Go through the data below and copy it exactly, skipping every picture.

**INFORMATION GIVEN**.
□ □ □ □

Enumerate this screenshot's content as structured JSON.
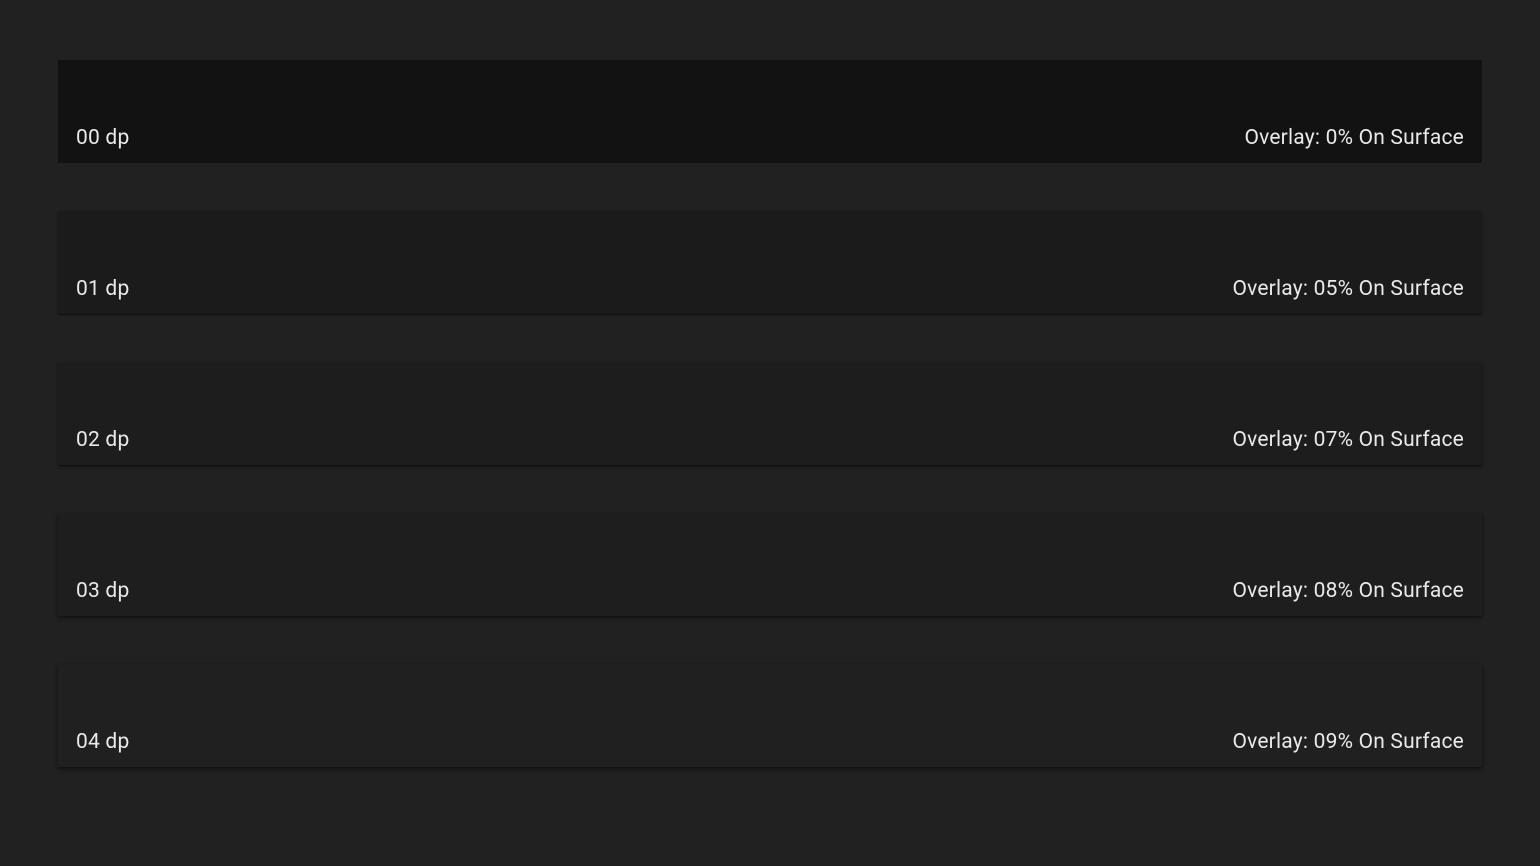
{
  "rows": [
    {
      "elevation": "00 dp",
      "overlay": "Overlay: 0% On Surface"
    },
    {
      "elevation": "01 dp",
      "overlay": "Overlay: 05% On Surface"
    },
    {
      "elevation": "02 dp",
      "overlay": "Overlay: 07% On Surface"
    },
    {
      "elevation": "03 dp",
      "overlay": "Overlay: 08% On Surface"
    },
    {
      "elevation": "04 dp",
      "overlay": "Overlay: 09% On Surface"
    }
  ]
}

□ □ □ □

**SOLUTION BELOW**.
Enumerate this screenshot's content as structured JSON.
{
  "rows": [
    {
      "elevation": "00 dp",
      "overlay": "Overlay: 0% On Surface"
    },
    {
      "elevation": "01 dp",
      "overlay": "Overlay: 05% On Surface"
    },
    {
      "elevation": "02 dp",
      "overlay": "Overlay: 07% On Surface"
    },
    {
      "elevation": "03 dp",
      "overlay": "Overlay: 08% On Surface"
    },
    {
      "elevation": "04 dp",
      "overlay": "Overlay: 09% On Surface"
    }
  ]
}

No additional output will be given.